**THE REQUEST**
Copy each line that contains the word "screenshot".

Data records:

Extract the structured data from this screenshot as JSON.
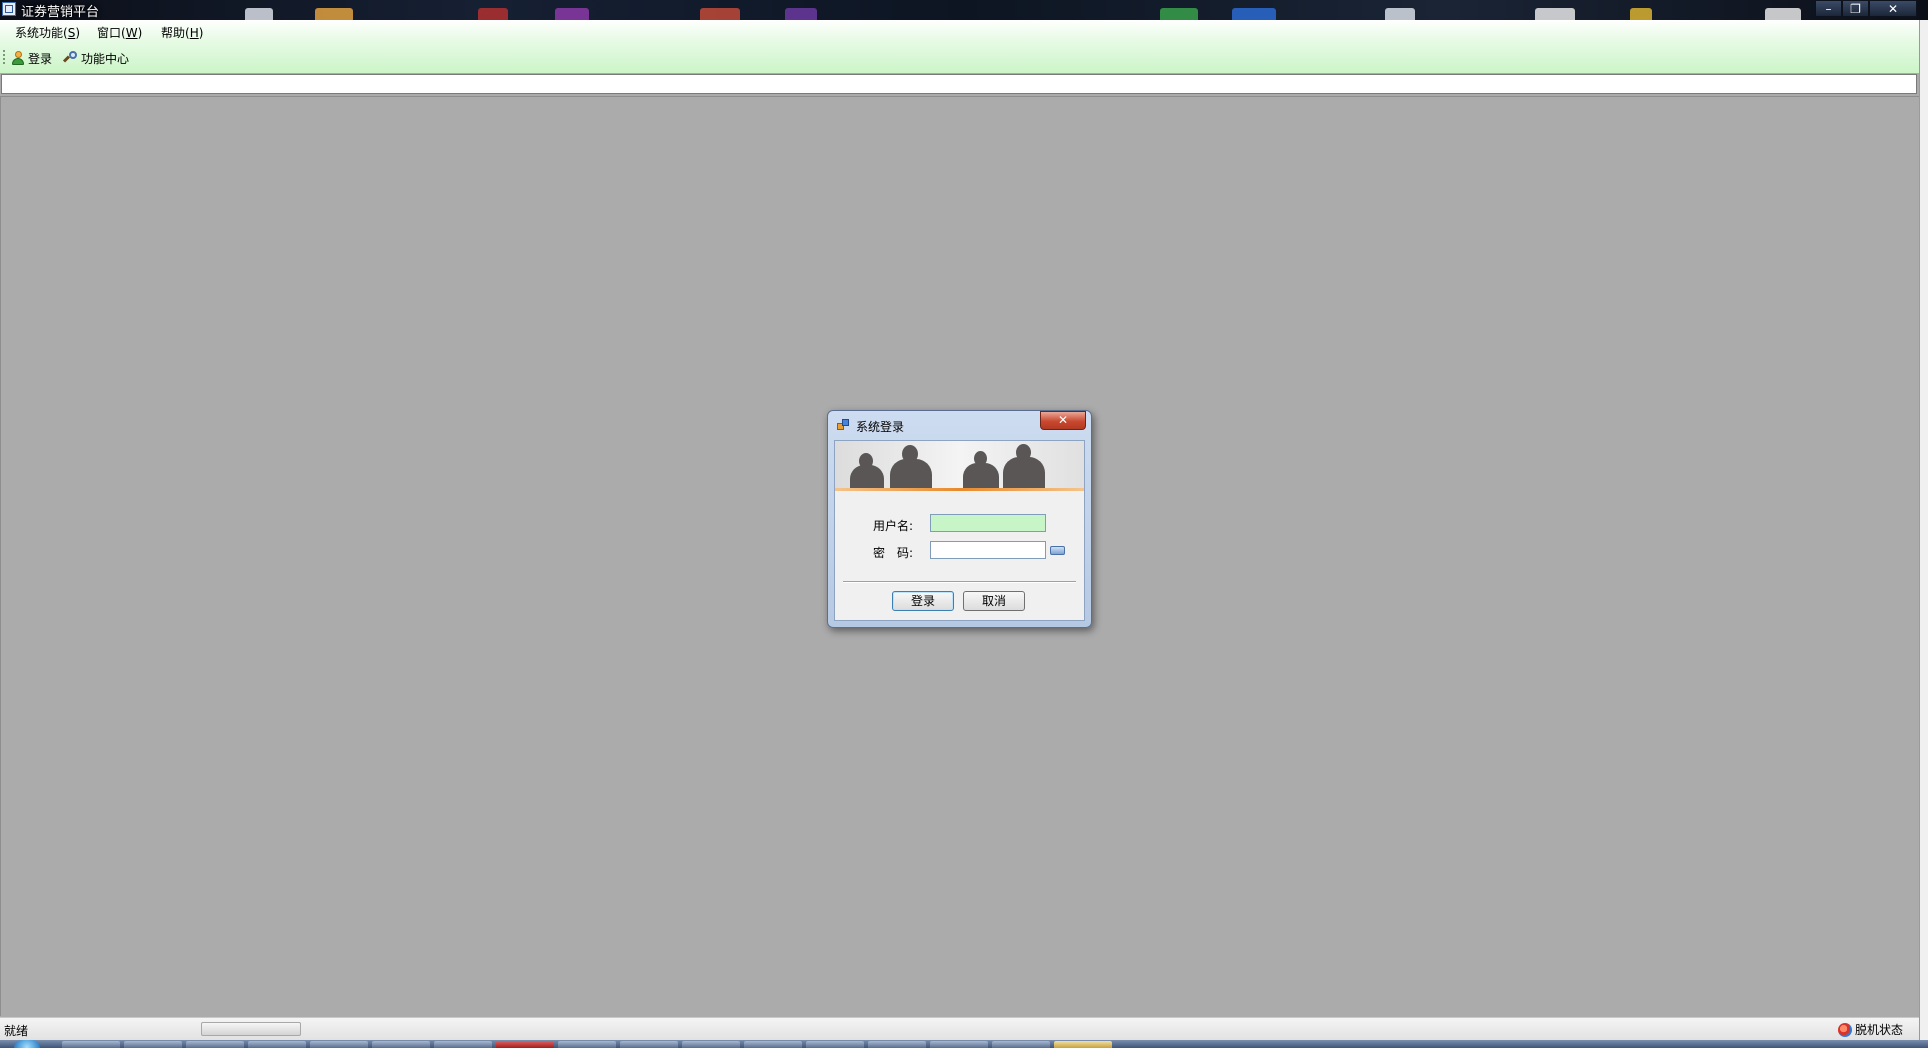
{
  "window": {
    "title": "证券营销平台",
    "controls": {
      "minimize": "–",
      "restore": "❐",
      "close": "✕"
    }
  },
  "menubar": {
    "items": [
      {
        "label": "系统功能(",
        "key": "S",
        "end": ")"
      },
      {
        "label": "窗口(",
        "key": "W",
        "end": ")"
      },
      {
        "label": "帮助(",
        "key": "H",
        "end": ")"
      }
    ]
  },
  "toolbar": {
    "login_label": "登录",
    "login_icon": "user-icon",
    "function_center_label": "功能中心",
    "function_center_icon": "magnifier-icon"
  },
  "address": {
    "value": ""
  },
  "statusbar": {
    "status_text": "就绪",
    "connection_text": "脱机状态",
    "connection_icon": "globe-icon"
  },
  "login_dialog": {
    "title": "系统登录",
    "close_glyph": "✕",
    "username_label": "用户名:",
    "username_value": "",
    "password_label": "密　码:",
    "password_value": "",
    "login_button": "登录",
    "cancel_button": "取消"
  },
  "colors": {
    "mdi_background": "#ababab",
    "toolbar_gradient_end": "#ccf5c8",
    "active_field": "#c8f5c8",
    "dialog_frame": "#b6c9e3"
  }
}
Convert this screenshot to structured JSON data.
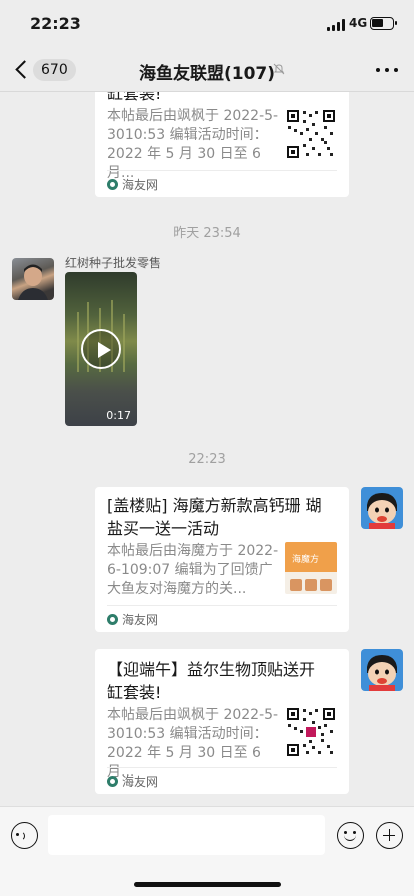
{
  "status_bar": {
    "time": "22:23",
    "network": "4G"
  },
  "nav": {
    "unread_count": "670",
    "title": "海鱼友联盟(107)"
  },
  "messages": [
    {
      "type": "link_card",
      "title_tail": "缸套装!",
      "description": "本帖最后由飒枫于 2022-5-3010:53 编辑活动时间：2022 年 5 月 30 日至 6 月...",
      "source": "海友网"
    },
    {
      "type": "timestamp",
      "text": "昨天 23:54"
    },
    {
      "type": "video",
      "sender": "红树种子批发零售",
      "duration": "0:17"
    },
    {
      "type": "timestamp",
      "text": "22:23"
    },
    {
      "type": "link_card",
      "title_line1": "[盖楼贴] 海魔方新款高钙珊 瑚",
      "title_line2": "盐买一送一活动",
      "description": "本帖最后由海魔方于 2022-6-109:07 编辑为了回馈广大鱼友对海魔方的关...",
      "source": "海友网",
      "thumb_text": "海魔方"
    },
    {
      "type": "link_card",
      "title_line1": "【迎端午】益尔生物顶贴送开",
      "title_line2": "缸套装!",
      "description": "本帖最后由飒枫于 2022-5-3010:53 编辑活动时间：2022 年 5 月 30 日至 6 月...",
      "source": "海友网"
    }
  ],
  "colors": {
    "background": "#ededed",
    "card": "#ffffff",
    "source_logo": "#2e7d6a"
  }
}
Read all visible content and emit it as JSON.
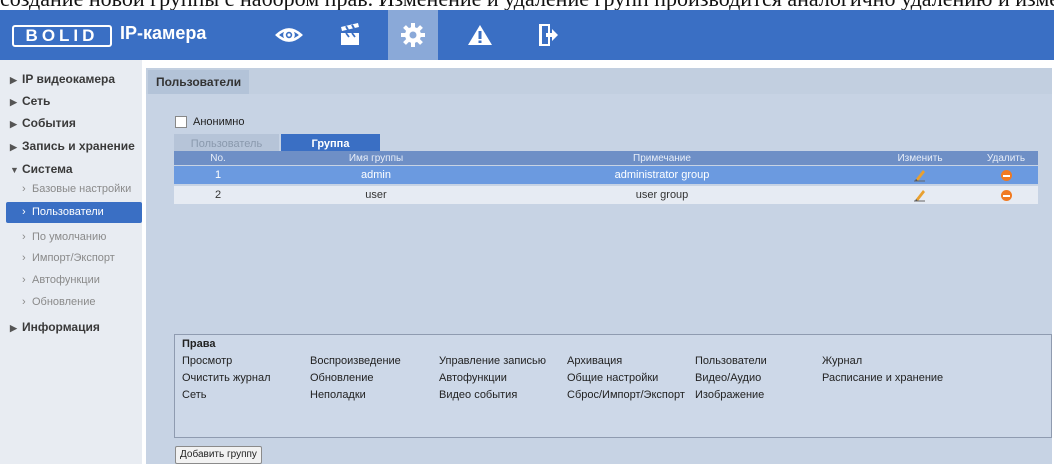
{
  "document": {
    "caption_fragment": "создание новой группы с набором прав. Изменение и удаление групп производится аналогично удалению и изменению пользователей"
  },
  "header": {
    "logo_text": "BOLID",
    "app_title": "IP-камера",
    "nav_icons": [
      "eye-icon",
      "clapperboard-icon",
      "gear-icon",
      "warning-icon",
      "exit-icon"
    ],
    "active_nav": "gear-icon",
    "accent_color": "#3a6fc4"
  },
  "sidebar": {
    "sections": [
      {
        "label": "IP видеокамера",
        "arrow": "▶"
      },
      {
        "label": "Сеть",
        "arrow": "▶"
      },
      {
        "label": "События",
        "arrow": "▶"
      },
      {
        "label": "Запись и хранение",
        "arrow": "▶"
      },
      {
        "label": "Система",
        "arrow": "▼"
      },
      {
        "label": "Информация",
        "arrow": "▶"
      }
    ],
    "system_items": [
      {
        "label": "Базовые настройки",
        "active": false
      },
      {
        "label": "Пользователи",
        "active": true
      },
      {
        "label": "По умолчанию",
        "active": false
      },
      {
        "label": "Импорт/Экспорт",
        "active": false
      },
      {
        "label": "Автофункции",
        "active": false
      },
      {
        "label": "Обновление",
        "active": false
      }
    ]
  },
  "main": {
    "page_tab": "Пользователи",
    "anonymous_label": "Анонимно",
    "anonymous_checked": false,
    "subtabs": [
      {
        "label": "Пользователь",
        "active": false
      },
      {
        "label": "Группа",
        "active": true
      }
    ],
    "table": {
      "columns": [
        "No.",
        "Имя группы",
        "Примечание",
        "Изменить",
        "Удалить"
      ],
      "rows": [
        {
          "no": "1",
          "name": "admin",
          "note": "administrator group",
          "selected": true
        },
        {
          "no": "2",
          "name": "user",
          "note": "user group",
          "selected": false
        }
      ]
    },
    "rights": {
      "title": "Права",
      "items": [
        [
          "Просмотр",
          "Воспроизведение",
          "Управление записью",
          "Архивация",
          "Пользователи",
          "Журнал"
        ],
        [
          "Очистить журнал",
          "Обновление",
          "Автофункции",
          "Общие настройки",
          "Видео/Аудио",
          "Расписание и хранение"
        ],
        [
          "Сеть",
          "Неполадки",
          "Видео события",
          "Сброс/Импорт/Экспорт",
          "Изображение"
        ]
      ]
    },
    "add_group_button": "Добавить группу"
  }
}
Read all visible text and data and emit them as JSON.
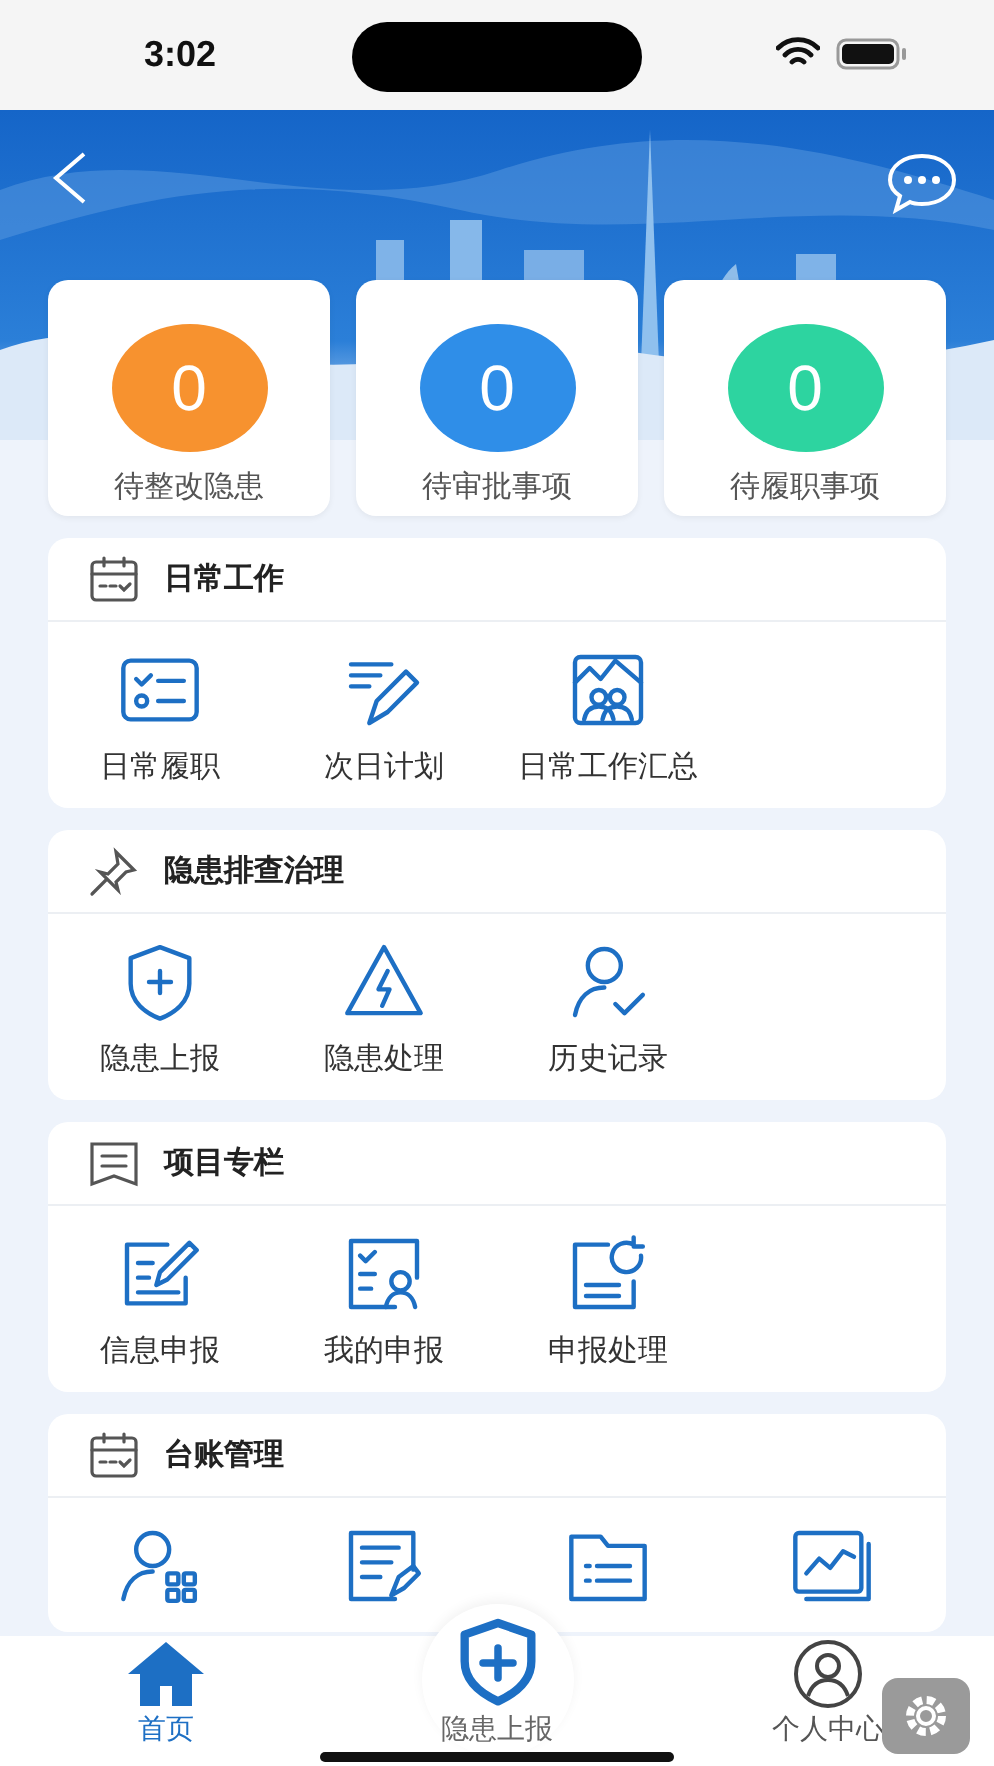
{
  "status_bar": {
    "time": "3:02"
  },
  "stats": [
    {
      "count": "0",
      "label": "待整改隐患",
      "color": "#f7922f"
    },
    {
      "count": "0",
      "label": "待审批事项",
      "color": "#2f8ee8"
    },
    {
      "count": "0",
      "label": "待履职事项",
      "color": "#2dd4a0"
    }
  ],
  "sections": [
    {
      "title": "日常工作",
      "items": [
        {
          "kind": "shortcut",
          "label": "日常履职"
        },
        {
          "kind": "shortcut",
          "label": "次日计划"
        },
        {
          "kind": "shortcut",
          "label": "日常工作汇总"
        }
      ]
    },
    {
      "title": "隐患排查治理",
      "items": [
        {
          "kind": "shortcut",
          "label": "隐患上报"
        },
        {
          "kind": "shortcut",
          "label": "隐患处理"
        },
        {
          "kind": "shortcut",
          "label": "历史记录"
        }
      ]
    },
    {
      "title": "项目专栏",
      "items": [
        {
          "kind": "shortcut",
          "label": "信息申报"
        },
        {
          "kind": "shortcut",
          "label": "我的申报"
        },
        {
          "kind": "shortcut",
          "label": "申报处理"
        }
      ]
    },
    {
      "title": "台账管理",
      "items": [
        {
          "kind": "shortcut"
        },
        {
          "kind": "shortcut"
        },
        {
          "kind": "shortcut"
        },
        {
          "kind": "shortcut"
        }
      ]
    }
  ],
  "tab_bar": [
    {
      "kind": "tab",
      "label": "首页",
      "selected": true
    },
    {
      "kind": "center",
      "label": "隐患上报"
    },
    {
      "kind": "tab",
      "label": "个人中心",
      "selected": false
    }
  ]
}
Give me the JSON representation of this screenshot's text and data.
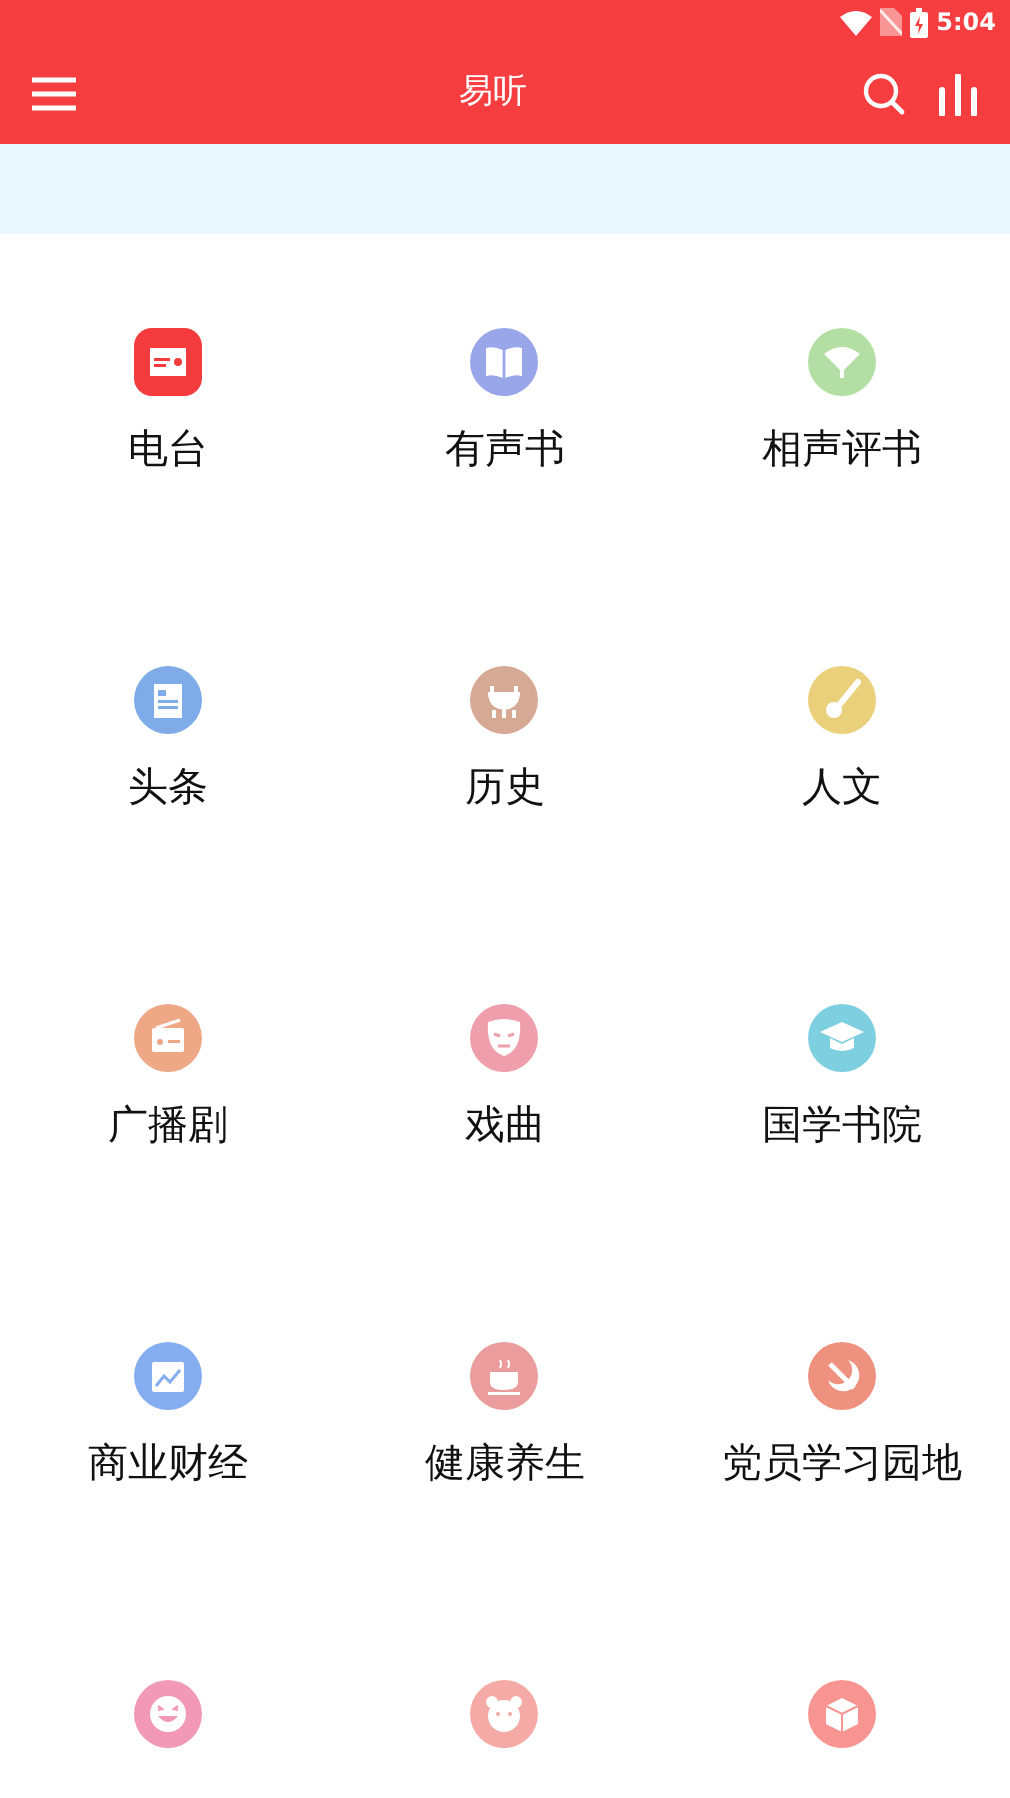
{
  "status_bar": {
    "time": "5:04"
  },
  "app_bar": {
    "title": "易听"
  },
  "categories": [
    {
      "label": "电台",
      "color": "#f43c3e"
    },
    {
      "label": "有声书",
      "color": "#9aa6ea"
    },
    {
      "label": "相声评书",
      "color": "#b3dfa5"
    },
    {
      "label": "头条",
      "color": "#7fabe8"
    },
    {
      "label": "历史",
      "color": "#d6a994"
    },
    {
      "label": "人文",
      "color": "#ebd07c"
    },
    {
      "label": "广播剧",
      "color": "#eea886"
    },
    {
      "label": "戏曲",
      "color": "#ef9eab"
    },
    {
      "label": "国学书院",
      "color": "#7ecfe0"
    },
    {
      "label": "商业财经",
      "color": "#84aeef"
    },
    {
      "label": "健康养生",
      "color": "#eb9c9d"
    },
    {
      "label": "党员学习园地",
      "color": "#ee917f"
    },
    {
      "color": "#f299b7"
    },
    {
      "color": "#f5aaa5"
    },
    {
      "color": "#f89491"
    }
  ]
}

**OUTPUT BELOW**
Extract the structured data from this screenshot as JSON.
Convert this screenshot to structured JSON data.
Give me the JSON representation of this screenshot's text and data.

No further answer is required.